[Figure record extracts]
◆ ◆ ◆ ◆

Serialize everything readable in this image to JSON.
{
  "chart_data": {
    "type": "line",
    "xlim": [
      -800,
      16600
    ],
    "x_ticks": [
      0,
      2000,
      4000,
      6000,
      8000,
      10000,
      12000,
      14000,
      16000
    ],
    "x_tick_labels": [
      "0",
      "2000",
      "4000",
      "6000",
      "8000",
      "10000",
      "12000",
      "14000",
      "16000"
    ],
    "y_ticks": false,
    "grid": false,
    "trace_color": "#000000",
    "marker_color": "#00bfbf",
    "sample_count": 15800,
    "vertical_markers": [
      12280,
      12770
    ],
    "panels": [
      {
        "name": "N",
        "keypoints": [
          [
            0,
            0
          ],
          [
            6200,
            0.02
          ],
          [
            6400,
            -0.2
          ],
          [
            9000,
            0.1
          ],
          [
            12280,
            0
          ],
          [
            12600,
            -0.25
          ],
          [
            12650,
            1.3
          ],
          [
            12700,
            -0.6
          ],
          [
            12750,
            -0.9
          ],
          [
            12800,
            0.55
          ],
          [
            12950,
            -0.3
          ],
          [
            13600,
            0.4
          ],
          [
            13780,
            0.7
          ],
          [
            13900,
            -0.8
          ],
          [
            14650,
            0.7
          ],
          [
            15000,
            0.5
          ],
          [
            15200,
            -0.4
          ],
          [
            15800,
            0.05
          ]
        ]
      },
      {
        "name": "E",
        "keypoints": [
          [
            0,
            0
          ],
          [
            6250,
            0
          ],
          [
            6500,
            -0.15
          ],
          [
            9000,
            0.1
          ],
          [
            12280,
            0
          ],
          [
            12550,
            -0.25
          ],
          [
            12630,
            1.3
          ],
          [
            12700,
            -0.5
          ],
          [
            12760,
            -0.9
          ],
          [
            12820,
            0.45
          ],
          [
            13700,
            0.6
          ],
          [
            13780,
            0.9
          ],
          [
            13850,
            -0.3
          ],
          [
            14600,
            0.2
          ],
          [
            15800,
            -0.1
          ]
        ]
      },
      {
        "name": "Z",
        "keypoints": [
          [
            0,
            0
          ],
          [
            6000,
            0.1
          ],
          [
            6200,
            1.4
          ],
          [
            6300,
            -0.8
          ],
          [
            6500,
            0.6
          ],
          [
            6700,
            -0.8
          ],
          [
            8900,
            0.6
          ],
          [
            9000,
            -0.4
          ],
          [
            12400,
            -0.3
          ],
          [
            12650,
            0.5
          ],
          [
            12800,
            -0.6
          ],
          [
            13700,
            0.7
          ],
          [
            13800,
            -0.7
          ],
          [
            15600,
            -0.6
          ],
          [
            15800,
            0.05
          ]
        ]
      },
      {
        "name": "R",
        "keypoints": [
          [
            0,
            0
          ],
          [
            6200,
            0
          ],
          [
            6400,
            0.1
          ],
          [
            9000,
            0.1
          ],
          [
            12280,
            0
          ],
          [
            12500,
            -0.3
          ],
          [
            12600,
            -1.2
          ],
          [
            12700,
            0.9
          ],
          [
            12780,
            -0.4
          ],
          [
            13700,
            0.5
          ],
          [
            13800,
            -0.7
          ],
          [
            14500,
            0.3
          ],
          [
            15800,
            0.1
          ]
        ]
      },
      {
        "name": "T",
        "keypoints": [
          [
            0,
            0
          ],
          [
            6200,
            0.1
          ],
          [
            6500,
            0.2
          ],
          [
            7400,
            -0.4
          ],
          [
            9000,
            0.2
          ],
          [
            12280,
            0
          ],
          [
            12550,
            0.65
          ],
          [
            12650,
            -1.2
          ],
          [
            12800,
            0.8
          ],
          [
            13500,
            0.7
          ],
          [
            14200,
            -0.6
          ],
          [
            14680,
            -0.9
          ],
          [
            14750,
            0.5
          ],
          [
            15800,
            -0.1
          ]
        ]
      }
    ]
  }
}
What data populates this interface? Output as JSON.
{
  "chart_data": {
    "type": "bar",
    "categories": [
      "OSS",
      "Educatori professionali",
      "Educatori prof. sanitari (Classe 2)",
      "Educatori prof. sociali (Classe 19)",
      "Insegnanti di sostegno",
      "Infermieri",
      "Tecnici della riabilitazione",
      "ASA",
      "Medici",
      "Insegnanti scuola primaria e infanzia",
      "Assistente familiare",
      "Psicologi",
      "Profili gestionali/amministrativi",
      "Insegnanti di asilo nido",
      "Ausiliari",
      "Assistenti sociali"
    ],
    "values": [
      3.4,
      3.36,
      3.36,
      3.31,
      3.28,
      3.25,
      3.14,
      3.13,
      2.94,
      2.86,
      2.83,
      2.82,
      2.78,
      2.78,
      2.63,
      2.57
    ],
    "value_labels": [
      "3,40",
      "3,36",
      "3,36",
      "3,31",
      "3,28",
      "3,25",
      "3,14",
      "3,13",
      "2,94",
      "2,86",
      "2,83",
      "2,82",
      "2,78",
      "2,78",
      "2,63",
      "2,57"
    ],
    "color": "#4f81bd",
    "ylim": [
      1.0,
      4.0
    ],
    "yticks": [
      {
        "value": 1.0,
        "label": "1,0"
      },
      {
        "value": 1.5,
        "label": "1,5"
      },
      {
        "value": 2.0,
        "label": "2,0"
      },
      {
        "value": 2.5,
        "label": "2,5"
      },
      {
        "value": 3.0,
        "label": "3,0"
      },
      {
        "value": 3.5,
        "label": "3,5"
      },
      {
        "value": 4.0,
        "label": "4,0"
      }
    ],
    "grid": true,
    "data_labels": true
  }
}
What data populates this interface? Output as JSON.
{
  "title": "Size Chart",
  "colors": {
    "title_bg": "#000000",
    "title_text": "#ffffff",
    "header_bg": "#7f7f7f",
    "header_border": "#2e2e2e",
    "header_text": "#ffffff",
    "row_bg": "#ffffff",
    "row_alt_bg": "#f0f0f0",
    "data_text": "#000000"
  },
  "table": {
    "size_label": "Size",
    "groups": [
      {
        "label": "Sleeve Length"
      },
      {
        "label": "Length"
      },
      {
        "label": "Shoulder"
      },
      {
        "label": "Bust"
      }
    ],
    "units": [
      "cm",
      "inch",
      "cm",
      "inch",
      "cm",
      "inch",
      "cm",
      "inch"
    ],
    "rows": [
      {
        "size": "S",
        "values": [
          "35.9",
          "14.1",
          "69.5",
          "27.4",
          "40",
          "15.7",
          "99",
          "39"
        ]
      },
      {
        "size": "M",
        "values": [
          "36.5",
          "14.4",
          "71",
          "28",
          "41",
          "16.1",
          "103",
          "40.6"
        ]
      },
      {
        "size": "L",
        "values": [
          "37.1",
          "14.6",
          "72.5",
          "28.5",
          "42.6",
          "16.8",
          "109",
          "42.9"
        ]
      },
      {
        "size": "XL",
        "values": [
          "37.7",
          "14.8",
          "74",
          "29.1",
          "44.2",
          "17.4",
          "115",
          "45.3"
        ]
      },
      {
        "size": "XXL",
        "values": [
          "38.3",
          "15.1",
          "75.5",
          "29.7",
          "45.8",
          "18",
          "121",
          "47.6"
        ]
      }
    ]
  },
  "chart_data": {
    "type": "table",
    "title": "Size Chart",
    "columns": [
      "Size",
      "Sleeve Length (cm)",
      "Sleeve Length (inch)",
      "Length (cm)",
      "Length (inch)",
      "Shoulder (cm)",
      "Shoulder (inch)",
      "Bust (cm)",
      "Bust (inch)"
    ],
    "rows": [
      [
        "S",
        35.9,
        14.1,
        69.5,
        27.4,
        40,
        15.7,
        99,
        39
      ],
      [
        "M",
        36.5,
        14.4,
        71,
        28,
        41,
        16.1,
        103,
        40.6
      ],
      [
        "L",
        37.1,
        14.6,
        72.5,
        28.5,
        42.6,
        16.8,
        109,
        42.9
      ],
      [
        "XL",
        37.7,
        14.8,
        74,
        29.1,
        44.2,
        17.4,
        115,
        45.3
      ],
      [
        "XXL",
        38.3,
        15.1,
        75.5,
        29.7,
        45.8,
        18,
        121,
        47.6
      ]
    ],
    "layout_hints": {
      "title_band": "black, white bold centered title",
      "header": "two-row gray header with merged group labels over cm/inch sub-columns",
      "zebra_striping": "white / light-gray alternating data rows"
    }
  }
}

◆ ◆ ◆ ◆

■ **GIVEN PROBLEM**
Tally how many lines of the data include the word "Educatori". Write the number and nothing else.

■ **CORRECT RESPONSE**
3